## Task statement
In the listing below, lines with the string "xlabel" are to be counted; the number is the entire reply.

## Exercise input
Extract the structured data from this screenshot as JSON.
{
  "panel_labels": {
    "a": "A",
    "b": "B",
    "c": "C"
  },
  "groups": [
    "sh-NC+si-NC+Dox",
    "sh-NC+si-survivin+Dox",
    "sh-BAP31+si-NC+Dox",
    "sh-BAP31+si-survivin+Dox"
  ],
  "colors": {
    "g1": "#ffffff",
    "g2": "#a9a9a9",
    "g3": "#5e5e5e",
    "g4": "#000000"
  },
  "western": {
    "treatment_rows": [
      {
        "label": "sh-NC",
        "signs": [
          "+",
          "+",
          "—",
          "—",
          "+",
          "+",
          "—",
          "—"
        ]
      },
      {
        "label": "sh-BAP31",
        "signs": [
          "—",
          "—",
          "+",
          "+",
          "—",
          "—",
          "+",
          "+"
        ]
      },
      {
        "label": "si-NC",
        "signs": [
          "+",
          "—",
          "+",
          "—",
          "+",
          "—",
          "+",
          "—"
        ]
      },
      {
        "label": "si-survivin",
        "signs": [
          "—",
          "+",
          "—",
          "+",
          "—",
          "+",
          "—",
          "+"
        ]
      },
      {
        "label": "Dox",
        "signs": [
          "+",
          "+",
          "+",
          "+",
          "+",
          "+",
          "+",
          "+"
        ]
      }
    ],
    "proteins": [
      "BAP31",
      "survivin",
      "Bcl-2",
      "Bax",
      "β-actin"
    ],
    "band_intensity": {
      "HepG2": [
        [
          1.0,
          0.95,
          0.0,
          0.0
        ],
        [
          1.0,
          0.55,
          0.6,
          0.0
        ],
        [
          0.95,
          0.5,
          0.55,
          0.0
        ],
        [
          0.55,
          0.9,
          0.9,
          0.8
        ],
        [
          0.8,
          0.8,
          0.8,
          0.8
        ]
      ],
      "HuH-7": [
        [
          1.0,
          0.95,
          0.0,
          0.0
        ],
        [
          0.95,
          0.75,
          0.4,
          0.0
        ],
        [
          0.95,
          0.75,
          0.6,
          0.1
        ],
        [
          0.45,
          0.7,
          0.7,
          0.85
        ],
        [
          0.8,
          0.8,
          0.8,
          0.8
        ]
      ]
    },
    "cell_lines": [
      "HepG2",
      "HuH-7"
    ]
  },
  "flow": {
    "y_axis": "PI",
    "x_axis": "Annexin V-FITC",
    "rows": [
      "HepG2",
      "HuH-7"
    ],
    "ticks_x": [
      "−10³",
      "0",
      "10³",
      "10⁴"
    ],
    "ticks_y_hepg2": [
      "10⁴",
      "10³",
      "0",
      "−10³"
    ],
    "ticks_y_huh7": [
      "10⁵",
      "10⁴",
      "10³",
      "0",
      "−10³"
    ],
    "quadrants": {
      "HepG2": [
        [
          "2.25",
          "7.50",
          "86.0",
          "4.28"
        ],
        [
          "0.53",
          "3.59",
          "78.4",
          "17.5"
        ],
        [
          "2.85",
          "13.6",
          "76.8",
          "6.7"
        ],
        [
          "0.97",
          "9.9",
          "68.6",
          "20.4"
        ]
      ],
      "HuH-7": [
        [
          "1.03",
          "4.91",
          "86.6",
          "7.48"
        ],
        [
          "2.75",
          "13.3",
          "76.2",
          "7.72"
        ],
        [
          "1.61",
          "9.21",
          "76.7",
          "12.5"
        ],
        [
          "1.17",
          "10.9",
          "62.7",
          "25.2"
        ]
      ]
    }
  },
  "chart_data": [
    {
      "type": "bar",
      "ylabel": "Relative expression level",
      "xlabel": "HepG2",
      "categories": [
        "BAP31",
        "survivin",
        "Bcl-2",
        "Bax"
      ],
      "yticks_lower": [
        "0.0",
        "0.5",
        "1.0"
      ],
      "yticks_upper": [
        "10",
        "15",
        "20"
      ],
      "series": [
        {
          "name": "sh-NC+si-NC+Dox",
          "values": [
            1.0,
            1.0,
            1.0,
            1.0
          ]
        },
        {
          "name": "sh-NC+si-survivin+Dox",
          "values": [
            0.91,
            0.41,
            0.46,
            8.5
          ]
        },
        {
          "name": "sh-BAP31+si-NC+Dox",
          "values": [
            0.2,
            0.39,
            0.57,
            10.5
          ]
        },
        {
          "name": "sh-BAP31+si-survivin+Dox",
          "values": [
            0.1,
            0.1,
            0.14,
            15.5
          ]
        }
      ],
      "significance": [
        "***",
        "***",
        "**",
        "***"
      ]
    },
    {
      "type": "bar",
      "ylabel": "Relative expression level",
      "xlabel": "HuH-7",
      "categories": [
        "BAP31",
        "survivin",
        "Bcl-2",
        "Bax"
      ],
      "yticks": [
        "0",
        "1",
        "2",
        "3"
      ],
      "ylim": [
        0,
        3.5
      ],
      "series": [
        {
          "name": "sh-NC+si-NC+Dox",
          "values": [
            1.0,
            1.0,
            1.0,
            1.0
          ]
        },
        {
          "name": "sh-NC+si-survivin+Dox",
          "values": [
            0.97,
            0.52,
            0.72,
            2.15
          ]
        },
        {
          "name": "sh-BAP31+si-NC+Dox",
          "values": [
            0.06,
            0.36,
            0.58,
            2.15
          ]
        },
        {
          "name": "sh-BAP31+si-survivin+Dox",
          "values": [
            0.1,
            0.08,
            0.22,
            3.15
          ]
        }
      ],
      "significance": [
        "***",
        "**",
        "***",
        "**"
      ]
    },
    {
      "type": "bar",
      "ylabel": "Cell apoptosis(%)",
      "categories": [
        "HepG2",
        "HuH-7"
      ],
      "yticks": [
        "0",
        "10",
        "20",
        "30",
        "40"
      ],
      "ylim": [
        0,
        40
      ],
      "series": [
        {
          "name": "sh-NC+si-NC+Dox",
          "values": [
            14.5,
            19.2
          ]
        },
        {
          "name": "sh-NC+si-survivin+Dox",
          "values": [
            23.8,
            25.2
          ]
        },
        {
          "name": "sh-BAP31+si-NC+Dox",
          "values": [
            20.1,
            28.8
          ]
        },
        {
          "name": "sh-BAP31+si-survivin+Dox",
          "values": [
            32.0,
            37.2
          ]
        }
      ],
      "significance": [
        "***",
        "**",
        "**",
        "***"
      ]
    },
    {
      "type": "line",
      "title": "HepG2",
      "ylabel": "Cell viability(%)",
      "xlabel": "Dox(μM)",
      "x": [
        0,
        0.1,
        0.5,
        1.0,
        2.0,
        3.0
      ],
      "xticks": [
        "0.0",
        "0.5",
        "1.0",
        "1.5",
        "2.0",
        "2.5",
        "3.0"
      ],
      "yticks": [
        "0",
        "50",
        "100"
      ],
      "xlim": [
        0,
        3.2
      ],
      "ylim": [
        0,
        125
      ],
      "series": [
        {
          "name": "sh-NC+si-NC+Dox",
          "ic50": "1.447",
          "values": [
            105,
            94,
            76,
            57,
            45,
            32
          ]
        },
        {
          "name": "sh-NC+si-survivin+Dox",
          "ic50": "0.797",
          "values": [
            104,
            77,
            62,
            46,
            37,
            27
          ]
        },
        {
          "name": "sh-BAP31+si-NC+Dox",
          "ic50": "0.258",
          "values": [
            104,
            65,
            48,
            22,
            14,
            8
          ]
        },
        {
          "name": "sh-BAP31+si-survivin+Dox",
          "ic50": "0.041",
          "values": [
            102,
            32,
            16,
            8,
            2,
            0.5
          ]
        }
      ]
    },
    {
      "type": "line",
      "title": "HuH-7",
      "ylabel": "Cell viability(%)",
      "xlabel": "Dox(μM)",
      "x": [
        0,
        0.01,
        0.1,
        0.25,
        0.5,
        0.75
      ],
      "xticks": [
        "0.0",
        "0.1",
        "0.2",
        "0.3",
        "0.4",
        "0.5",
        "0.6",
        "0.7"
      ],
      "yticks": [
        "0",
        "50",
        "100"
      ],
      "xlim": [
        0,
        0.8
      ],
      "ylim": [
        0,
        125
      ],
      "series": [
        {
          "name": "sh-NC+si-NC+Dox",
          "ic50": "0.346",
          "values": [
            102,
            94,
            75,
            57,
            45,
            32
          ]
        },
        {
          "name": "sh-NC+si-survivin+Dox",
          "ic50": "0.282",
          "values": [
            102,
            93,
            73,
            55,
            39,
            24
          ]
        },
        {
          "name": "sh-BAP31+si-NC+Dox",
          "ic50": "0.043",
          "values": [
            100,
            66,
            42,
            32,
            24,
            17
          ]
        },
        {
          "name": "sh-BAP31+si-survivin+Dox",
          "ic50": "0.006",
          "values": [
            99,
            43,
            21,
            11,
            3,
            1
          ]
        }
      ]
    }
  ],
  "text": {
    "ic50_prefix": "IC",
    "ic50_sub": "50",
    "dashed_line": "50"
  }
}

## Response
4